GIVEN EXERCISE: Check each line of the data for "sessions" and select those that have it.

+ + + +

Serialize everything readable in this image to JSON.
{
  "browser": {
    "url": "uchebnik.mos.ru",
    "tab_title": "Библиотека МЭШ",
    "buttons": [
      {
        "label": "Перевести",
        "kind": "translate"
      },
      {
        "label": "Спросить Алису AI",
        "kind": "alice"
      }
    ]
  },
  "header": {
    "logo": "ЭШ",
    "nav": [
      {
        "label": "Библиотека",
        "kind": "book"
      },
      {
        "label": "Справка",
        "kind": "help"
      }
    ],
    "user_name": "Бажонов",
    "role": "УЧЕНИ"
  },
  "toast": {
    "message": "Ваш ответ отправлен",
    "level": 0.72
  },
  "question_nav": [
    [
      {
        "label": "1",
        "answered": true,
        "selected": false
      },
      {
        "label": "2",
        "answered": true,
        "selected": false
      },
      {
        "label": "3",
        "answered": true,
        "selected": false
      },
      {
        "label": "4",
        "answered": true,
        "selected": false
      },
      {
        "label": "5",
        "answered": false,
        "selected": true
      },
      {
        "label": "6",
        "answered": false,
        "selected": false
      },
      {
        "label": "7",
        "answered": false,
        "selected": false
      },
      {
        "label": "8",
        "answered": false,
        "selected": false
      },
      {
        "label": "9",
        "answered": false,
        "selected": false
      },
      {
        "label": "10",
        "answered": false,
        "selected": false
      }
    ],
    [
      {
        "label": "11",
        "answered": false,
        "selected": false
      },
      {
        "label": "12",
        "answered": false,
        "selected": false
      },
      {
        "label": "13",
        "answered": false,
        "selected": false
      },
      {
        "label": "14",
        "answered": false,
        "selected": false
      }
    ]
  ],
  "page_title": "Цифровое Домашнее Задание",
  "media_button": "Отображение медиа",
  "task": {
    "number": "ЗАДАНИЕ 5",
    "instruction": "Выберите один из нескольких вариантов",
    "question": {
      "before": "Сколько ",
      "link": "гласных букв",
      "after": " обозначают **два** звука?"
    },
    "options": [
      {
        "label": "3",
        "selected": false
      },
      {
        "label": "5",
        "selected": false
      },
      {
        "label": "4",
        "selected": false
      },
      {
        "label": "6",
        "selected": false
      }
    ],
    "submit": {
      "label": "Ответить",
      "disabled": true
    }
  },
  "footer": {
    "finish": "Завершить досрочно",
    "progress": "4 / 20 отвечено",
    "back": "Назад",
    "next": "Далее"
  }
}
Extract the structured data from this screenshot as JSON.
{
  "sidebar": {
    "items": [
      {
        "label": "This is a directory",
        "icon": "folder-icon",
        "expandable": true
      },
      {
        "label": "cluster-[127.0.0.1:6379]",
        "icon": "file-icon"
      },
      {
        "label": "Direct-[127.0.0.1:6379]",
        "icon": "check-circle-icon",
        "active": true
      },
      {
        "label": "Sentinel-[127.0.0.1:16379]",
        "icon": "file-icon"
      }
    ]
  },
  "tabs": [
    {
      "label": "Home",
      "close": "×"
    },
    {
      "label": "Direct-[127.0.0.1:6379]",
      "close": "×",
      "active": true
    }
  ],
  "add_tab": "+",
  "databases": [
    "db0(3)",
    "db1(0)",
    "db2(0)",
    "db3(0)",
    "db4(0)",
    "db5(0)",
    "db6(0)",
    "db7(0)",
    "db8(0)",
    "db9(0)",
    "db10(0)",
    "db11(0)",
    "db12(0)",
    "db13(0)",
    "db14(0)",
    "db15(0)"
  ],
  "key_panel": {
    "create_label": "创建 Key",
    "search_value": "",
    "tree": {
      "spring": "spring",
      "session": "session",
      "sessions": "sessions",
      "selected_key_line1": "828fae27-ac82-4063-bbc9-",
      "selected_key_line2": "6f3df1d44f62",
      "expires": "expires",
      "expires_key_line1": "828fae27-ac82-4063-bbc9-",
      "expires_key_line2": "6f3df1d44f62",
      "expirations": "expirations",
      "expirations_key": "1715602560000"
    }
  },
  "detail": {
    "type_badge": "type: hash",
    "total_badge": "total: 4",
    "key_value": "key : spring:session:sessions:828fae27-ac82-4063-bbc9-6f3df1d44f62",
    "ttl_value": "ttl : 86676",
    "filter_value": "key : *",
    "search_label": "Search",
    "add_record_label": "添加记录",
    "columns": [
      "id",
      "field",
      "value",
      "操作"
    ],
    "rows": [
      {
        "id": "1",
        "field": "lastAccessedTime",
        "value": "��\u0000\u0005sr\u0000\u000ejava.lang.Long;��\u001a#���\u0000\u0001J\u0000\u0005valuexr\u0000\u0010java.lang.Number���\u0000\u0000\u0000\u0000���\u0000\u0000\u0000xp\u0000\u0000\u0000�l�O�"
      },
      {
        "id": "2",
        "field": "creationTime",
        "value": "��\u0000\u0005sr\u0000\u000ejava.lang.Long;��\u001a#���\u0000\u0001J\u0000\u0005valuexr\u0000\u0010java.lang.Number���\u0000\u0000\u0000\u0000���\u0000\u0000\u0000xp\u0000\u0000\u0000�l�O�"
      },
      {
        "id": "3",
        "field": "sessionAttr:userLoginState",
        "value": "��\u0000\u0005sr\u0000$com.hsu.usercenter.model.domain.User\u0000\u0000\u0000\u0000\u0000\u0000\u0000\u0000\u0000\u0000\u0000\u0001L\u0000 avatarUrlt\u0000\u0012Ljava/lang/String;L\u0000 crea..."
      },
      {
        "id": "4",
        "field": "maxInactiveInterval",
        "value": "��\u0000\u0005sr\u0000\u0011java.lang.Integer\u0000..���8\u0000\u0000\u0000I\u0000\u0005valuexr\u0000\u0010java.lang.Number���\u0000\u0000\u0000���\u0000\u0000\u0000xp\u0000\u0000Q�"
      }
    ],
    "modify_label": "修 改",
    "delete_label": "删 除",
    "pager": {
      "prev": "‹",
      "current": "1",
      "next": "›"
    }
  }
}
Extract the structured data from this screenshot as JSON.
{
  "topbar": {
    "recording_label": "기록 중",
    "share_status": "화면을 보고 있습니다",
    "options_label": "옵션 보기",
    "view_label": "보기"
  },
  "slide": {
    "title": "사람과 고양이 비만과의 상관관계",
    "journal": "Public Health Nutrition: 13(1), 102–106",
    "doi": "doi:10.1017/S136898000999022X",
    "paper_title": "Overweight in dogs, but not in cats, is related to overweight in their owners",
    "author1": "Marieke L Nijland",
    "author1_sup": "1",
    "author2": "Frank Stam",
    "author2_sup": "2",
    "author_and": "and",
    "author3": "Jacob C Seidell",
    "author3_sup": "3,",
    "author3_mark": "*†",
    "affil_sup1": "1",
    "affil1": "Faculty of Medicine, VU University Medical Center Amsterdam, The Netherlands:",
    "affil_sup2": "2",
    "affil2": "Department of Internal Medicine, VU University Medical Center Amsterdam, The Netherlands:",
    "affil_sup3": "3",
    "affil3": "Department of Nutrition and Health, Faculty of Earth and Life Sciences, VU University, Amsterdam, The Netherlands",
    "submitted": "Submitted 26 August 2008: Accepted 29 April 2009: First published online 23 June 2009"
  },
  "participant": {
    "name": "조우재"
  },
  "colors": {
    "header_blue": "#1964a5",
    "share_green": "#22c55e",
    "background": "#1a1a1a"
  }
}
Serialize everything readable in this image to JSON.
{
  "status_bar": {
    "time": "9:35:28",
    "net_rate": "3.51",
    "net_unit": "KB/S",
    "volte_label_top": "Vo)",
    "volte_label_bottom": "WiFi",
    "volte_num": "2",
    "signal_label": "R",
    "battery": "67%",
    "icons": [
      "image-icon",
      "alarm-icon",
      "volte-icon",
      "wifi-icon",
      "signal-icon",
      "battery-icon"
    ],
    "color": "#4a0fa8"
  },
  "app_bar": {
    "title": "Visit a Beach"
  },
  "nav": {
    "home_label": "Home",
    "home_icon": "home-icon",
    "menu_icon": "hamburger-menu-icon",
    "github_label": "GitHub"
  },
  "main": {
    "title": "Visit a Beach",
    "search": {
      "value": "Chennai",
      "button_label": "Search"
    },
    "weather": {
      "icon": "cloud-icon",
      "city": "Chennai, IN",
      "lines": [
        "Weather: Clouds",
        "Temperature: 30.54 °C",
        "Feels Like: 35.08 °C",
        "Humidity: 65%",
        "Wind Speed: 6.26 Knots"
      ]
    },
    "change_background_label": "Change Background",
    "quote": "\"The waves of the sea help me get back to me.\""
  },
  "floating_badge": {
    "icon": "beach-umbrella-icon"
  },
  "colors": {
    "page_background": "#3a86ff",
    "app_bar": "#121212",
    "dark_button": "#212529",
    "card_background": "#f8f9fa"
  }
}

+ + + +

COMPLETED EXERCISE:
      "sessions": "sessions",
    "key_value": "key : spring:session:sessions:828fae27-ac82-4063-bbc9-6f3df1d44f62",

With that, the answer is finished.